▸ Records contained in a dataset
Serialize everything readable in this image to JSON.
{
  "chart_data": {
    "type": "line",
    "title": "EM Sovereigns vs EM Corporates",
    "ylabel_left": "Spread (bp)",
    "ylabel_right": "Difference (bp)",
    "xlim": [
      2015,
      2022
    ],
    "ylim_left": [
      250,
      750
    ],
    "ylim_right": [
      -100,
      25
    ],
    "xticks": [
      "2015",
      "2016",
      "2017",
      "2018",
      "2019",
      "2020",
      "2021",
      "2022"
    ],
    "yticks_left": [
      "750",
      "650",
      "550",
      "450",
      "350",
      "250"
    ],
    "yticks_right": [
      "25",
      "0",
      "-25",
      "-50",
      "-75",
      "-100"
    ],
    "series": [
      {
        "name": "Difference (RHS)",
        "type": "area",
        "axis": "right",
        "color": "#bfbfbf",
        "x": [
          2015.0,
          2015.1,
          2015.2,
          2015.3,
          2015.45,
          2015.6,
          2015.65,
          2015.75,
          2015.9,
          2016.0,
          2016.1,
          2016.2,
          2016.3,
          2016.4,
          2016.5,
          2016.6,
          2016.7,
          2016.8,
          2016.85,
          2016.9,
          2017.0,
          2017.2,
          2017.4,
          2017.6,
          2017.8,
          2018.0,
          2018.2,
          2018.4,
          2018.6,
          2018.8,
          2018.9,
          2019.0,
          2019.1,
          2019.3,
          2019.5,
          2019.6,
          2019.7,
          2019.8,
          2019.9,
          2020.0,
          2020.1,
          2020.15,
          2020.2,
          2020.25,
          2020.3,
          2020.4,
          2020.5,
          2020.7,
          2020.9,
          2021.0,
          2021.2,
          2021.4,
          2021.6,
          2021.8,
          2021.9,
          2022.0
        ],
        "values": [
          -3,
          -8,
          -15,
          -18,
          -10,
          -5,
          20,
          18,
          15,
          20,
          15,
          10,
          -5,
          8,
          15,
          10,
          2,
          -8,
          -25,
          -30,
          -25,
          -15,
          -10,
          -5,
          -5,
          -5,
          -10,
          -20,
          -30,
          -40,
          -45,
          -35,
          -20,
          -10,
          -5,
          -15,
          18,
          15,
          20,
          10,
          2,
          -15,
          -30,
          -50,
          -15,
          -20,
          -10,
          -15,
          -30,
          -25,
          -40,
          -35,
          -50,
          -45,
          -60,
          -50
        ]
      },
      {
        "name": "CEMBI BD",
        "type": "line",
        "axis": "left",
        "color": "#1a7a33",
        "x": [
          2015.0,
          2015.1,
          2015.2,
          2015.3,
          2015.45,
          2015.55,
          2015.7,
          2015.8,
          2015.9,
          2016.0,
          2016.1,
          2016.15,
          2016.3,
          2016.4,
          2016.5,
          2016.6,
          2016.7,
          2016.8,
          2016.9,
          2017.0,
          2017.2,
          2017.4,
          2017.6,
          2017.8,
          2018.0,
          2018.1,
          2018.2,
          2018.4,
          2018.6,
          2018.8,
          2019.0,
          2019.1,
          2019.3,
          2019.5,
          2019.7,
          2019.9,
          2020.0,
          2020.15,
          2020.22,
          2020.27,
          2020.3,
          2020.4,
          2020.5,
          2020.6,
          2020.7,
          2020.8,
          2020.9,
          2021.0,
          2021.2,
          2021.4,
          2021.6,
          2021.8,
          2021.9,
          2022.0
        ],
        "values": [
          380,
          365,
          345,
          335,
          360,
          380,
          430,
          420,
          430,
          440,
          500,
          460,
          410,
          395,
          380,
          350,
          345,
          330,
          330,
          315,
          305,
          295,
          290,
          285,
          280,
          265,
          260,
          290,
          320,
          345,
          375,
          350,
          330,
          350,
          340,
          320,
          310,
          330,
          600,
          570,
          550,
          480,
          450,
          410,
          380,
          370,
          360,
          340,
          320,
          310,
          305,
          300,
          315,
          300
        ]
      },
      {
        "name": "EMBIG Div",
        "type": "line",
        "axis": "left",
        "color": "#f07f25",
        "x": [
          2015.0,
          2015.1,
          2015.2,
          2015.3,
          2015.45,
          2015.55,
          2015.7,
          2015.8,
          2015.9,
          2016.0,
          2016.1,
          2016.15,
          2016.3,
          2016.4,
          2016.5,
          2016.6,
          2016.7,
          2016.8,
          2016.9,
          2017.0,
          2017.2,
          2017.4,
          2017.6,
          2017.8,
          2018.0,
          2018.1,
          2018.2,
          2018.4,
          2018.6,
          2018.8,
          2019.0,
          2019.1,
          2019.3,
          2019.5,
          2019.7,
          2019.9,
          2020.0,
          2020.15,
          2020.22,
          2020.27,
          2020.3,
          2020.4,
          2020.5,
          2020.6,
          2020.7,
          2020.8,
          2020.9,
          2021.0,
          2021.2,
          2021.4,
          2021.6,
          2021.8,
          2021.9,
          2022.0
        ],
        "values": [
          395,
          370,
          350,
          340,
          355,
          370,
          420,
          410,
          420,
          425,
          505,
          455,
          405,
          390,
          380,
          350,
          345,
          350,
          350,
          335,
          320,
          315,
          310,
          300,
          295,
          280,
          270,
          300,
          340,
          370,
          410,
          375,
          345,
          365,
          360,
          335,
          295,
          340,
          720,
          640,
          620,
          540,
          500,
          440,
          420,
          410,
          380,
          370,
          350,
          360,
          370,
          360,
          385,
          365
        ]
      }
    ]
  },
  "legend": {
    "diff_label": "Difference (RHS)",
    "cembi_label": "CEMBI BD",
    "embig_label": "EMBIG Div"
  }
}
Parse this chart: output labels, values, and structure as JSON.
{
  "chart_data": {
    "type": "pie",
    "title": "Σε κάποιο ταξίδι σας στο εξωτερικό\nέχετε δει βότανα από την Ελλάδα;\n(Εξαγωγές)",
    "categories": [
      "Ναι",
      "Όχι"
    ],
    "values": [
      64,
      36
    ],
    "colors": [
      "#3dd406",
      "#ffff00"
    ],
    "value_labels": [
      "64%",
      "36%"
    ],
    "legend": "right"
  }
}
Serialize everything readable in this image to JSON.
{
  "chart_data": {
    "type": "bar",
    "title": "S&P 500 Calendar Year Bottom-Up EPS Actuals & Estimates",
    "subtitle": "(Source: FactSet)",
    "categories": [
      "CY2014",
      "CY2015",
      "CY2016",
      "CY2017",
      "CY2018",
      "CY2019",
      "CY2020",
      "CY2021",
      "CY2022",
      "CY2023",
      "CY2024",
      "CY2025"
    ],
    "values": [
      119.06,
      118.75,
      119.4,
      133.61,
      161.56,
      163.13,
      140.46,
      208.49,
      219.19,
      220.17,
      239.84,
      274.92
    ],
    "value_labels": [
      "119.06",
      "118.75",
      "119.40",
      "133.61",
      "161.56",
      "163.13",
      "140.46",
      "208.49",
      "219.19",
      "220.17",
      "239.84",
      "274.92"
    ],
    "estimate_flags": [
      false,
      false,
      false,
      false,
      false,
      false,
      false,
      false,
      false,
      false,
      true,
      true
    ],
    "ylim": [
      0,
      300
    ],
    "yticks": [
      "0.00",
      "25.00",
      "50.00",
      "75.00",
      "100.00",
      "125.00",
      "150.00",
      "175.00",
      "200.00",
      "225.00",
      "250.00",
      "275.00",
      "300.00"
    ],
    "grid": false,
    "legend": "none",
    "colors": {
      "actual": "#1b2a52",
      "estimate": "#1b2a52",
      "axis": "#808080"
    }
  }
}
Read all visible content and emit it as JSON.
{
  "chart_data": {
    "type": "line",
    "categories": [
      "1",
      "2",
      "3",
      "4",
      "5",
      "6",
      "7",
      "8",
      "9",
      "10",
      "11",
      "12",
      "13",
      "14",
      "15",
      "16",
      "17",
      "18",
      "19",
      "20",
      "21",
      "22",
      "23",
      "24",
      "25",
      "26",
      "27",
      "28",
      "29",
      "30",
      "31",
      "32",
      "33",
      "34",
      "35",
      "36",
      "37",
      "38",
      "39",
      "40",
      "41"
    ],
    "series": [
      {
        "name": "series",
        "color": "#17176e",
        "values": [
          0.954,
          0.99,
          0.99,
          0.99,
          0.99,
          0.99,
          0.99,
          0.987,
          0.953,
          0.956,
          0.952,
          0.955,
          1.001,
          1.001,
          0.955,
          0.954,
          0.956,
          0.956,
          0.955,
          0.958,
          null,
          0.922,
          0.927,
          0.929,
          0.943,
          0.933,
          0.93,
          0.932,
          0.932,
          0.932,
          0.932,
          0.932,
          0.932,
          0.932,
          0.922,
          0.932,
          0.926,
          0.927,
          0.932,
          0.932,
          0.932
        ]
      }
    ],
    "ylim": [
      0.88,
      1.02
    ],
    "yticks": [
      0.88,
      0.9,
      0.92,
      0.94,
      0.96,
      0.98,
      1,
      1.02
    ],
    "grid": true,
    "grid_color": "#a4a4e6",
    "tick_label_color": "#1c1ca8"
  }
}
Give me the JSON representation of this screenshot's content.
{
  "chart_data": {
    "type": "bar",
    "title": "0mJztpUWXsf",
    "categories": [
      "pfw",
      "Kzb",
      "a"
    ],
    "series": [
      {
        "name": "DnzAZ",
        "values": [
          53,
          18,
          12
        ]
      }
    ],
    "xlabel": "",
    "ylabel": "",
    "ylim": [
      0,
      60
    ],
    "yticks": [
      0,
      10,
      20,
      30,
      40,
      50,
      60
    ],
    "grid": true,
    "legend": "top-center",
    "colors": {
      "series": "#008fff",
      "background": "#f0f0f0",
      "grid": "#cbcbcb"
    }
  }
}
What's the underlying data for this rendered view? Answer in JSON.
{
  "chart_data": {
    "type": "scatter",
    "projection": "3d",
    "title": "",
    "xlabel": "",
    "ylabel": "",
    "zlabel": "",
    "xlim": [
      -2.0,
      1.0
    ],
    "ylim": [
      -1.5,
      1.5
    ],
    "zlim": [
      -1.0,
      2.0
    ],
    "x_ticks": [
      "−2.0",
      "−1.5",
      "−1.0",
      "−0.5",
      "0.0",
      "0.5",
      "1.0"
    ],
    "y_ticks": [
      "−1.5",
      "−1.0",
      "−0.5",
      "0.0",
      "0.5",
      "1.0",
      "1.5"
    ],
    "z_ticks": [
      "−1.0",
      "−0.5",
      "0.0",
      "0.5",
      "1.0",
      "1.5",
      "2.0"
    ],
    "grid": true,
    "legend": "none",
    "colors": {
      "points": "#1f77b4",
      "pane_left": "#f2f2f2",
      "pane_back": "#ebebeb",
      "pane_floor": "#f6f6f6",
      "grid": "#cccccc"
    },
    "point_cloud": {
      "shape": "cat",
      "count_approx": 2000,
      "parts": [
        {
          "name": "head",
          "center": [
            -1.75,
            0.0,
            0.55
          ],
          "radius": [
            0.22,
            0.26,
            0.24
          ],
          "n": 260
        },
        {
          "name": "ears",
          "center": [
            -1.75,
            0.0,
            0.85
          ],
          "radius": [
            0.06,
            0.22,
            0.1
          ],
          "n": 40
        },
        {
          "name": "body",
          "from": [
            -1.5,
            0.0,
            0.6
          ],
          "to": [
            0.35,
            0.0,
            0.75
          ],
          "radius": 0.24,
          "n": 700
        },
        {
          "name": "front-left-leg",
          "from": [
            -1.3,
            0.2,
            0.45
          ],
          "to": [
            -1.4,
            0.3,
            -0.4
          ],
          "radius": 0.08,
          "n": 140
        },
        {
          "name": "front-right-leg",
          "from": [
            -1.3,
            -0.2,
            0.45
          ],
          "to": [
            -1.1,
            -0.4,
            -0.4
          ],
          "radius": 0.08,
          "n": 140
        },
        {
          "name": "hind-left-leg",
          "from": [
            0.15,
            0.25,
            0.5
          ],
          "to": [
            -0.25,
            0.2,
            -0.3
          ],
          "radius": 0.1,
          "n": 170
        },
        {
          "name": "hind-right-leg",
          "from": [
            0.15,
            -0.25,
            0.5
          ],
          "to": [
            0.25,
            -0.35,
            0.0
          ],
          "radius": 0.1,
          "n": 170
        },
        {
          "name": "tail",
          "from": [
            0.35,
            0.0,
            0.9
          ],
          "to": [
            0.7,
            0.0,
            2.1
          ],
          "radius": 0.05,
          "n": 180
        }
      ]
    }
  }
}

▸ The task
Give only the number of lines in the records that include the word "front".

▸ Task result
2